## BEGIN DATA SUPPLIED
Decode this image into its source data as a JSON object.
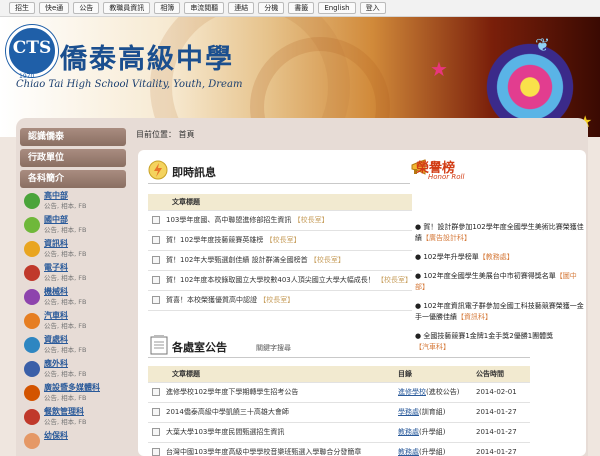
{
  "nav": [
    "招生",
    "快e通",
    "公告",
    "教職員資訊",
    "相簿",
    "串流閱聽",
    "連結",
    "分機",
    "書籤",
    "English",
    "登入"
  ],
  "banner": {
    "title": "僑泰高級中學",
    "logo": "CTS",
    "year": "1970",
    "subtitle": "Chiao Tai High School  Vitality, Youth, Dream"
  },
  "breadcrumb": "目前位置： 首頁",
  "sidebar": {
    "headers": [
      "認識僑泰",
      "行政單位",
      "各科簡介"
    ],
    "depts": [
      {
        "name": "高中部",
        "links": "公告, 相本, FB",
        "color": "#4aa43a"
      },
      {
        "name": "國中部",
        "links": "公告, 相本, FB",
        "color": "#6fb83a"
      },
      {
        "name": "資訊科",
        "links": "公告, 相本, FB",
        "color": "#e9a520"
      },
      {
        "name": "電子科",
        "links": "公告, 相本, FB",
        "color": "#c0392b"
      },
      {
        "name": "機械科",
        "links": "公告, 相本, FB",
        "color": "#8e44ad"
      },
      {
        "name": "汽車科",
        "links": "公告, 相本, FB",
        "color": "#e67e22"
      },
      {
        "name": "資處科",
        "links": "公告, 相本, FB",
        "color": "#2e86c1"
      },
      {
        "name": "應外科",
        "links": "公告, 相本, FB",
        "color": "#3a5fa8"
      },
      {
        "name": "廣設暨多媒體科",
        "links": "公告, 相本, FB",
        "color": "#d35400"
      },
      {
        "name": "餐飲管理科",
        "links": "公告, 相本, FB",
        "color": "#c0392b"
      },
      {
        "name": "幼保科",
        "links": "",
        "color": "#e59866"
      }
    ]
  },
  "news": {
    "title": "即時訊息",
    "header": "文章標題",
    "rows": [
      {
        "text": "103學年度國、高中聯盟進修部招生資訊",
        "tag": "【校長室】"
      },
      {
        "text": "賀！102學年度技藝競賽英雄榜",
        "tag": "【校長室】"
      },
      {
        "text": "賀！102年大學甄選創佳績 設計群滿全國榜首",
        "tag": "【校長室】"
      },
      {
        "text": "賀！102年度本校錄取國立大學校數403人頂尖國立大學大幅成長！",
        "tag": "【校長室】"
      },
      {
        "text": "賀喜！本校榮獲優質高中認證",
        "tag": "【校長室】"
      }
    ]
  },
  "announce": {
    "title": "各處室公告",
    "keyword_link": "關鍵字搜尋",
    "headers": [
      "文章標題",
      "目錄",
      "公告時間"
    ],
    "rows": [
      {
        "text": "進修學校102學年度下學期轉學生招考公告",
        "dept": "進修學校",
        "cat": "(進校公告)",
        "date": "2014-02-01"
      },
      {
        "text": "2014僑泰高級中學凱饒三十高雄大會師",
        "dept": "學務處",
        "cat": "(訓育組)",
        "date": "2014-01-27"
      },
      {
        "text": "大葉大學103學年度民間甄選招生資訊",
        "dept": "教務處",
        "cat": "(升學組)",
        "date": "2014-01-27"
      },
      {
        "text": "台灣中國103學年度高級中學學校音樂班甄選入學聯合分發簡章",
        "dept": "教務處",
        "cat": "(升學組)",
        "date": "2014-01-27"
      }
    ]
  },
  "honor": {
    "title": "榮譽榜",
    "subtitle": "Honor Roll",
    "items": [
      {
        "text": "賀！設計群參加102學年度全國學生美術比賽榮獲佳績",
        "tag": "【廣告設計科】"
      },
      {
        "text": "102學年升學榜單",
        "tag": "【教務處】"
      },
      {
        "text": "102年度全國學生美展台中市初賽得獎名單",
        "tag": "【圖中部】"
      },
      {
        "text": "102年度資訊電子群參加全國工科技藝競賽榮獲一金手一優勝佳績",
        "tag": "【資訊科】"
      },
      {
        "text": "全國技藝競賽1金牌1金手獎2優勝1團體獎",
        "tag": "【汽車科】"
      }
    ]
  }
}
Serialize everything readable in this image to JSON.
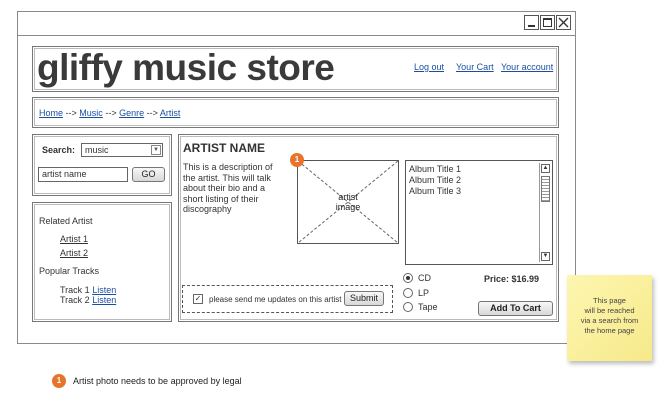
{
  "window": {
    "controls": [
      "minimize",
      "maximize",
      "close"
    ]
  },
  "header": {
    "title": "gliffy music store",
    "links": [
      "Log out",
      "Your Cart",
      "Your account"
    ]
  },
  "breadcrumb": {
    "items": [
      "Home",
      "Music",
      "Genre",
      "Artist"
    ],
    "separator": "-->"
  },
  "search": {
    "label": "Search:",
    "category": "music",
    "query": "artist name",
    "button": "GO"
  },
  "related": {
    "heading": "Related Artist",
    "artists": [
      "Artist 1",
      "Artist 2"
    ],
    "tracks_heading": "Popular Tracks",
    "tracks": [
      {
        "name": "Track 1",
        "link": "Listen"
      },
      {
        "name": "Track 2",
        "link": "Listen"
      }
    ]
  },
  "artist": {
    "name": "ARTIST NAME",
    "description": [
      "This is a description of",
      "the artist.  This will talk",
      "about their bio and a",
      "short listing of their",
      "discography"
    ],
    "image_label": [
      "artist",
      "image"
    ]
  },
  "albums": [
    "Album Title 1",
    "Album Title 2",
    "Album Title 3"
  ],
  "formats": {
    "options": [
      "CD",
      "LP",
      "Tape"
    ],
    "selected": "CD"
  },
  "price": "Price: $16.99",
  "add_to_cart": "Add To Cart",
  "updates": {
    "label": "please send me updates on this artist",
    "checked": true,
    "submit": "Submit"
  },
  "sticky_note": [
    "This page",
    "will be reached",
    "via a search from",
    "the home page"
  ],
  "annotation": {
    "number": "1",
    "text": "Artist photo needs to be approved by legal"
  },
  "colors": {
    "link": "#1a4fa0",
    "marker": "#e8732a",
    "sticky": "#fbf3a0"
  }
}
## END DATA SUPPLIED
> **SHORT TASK**: Copy out the records above in full, exactly as written, but not the pictures.

> **RESULT BELOW**:
Decode this image into its source data as a JSON object.
{
  "nav": [
    "招生",
    "快e通",
    "公告",
    "教職員資訊",
    "相簿",
    "串流閱聽",
    "連結",
    "分機",
    "書籤",
    "English",
    "登入"
  ],
  "banner": {
    "title": "僑泰高級中學",
    "logo": "CTS",
    "year": "1970",
    "subtitle": "Chiao Tai High School  Vitality, Youth, Dream"
  },
  "breadcrumb": "目前位置： 首頁",
  "sidebar": {
    "headers": [
      "認識僑泰",
      "行政單位",
      "各科簡介"
    ],
    "depts": [
      {
        "name": "高中部",
        "links": "公告, 相本, FB",
        "color": "#4aa43a"
      },
      {
        "name": "國中部",
        "links": "公告, 相本, FB",
        "color": "#6fb83a"
      },
      {
        "name": "資訊科",
        "links": "公告, 相本, FB",
        "color": "#e9a520"
      },
      {
        "name": "電子科",
        "links": "公告, 相本, FB",
        "color": "#c0392b"
      },
      {
        "name": "機械科",
        "links": "公告, 相本, FB",
        "color": "#8e44ad"
      },
      {
        "name": "汽車科",
        "links": "公告, 相本, FB",
        "color": "#e67e22"
      },
      {
        "name": "資處科",
        "links": "公告, 相本, FB",
        "color": "#2e86c1"
      },
      {
        "name": "應外科",
        "links": "公告, 相本, FB",
        "color": "#3a5fa8"
      },
      {
        "name": "廣設暨多媒體科",
        "links": "公告, 相本, FB",
        "color": "#d35400"
      },
      {
        "name": "餐飲管理科",
        "links": "公告, 相本, FB",
        "color": "#c0392b"
      },
      {
        "name": "幼保科",
        "links": "",
        "color": "#e59866"
      }
    ]
  },
  "news": {
    "title": "即時訊息",
    "header": "文章標題",
    "rows": [
      {
        "text": "103學年度國、高中聯盟進修部招生資訊",
        "tag": "【校長室】"
      },
      {
        "text": "賀！102學年度技藝競賽英雄榜",
        "tag": "【校長室】"
      },
      {
        "text": "賀！102年大學甄選創佳績 設計群滿全國榜首",
        "tag": "【校長室】"
      },
      {
        "text": "賀！102年度本校錄取國立大學校數403人頂尖國立大學大幅成長！",
        "tag": "【校長室】"
      },
      {
        "text": "賀喜！本校榮獲優質高中認證",
        "tag": "【校長室】"
      }
    ]
  },
  "announce": {
    "title": "各處室公告",
    "keyword_link": "關鍵字搜尋",
    "headers": [
      "文章標題",
      "目錄",
      "公告時間"
    ],
    "rows": [
      {
        "text": "進修學校102學年度下學期轉學生招考公告",
        "dept": "進修學校",
        "cat": "(進校公告)",
        "date": "2014-02-01"
      },
      {
        "text": "2014僑泰高級中學凱饒三十高雄大會師",
        "dept": "學務處",
        "cat": "(訓育組)",
        "date": "2014-01-27"
      },
      {
        "text": "大葉大學103學年度民間甄選招生資訊",
        "dept": "教務處",
        "cat": "(升學組)",
        "date": "2014-01-27"
      },
      {
        "text": "台灣中國103學年度高級中學學校音樂班甄選入學聯合分發簡章",
        "dept": "教務處",
        "cat": "(升學組)",
        "date": "2014-01-27"
      }
    ]
  },
  "honor": {
    "title": "榮譽榜",
    "subtitle": "Honor Roll",
    "items": [
      {
        "text": "賀！設計群參加102學年度全國學生美術比賽榮獲佳績",
        "tag": "【廣告設計科】"
      },
      {
        "text": "102學年升學榜單",
        "tag": "【教務處】"
      },
      {
        "text": "102年度全國學生美展台中市初賽得獎名單",
        "tag": "【圖中部】"
      },
      {
        "text": "102年度資訊電子群參加全國工科技藝競賽榮獲一金手一優勝佳績",
        "tag": "【資訊科】"
      },
      {
        "text": "全國技藝競賽1金牌1金手獎2優勝1團體獎",
        "tag": "【汽車科】"
      }
    ]
  }
}
Serialize everything readable in this image to JSON.
{
  "window": {
    "controls": [
      "minimize",
      "maximize",
      "close"
    ]
  },
  "header": {
    "title": "gliffy music store",
    "links": [
      "Log out",
      "Your Cart",
      "Your account"
    ]
  },
  "breadcrumb": {
    "items": [
      "Home",
      "Music",
      "Genre",
      "Artist"
    ],
    "separator": "-->"
  },
  "search": {
    "label": "Search:",
    "category": "music",
    "query": "artist name",
    "button": "GO"
  },
  "related": {
    "heading": "Related Artist",
    "artists": [
      "Artist 1",
      "Artist 2"
    ],
    "tracks_heading": "Popular Tracks",
    "tracks": [
      {
        "name": "Track 1",
        "link": "Listen"
      },
      {
        "name": "Track 2",
        "link": "Listen"
      }
    ]
  },
  "artist": {
    "name": "ARTIST NAME",
    "description": [
      "This is a description of",
      "the artist.  This will talk",
      "about their bio and a",
      "short listing of their",
      "discography"
    ],
    "image_label": [
      "artist",
      "image"
    ]
  },
  "albums": [
    "Album Title 1",
    "Album Title 2",
    "Album Title 3"
  ],
  "formats": {
    "options": [
      "CD",
      "LP",
      "Tape"
    ],
    "selected": "CD"
  },
  "price": "Price: $16.99",
  "add_to_cart": "Add To Cart",
  "updates": {
    "label": "please send me updates on this artist",
    "checked": true,
    "submit": "Submit"
  },
  "sticky_note": [
    "This page",
    "will be reached",
    "via a search from",
    "the home page"
  ],
  "annotation": {
    "number": "1",
    "text": "Artist photo needs to be approved by legal"
  },
  "colors": {
    "link": "#1a4fa0",
    "marker": "#e8732a",
    "sticky": "#fbf3a0"
  }
}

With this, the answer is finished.